GOAL OF THE EXERCISE: Print all the entries verbatim.
## begin INFORMATION PROVIDED
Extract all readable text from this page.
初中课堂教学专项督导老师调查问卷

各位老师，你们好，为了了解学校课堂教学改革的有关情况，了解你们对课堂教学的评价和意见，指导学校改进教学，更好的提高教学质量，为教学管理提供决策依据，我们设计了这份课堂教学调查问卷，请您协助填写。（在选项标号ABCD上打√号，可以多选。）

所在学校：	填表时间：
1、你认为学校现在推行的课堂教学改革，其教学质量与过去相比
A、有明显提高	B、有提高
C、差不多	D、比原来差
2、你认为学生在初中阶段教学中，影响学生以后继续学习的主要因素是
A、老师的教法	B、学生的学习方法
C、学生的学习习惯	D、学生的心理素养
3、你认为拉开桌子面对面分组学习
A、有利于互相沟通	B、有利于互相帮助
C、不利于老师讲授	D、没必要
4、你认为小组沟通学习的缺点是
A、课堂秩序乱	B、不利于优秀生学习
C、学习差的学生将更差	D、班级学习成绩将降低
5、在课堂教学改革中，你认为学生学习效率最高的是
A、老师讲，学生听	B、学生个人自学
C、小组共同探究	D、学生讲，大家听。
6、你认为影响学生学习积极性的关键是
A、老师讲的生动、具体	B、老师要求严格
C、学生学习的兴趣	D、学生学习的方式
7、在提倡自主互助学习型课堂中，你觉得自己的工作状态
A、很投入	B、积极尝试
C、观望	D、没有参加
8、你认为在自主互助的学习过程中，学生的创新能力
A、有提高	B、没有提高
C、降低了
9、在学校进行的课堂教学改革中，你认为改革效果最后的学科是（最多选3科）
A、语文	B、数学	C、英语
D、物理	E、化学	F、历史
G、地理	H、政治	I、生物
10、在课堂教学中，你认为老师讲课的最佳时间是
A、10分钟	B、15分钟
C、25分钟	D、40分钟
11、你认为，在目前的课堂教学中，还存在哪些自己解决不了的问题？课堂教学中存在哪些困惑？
## end INFORMATION PROVIDED
OUTPUT OF THE TASK:
Extract all readable text from this page.
初中课堂教学专项督导老师调查问卷

各位老师，你们好，为了了解学校课堂教学改革的有关情况，了解你们对课堂教学的评价和意见，指导学校改进教学，更好的提高教学质量，为教学管理提供决策依据，我们设计了这份课堂教学调查问卷，请您协助填写。（在选项标号ABCD上打√号，可以多选。）

所在学校：	填表时间：
1、你认为学校现在推行的课堂教学改革，其教学质量与过去相比
A、有明显提高	B、有提高
C、差不多	D、比原来差
2、你认为学生在初中阶段教学中，影响学生以后继续学习的主要因素是
A、老师的教法	B、学生的学习方法
C、学生的学习习惯	D、学生的心理素养
3、你认为拉开桌子面对面分组学习
A、有利于互相沟通	B、有利于互相帮助
C、不利于老师讲授	D、没必要
4、你认为小组沟通学习的缺点是
A、课堂秩序乱	B、不利于优秀生学习
C、学习差的学生将更差	D、班级学习成绩将降低
5、在课堂教学改革中，你认为学生学习效率最高的是
A、老师讲，学生听	B、学生个人自学
C、小组共同探究	D、学生讲，大家听。
6、你认为影响学生学习积极性的关键是
A、老师讲的生动、具体	B、老师要求严格
C、学生学习的兴趣	D、学生学习的方式
7、在提倡自主互助学习型课堂中，你觉得自己的工作状态
A、很投入	B、积极尝试
C、观望	D、没有参加
8、你认为在自主互助的学习过程中，学生的创新能力
A、有提高	B、没有提高
C、降低了
9、在学校进行的课堂教学改革中，你认为改革效果最后的学科是（最多选3科）
A、语文	B、数学	C、英语
D、物理	E、化学	F、历史
G、地理	H、政治	I、生物
10、在课堂教学中，你认为老师讲课的最佳时间是
A、10分钟	B、15分钟
C、25分钟	D、40分钟
11、你认为，在目前的课堂教学中，还存在哪些自己解决不了的问题？课堂教学中存在哪些困惑？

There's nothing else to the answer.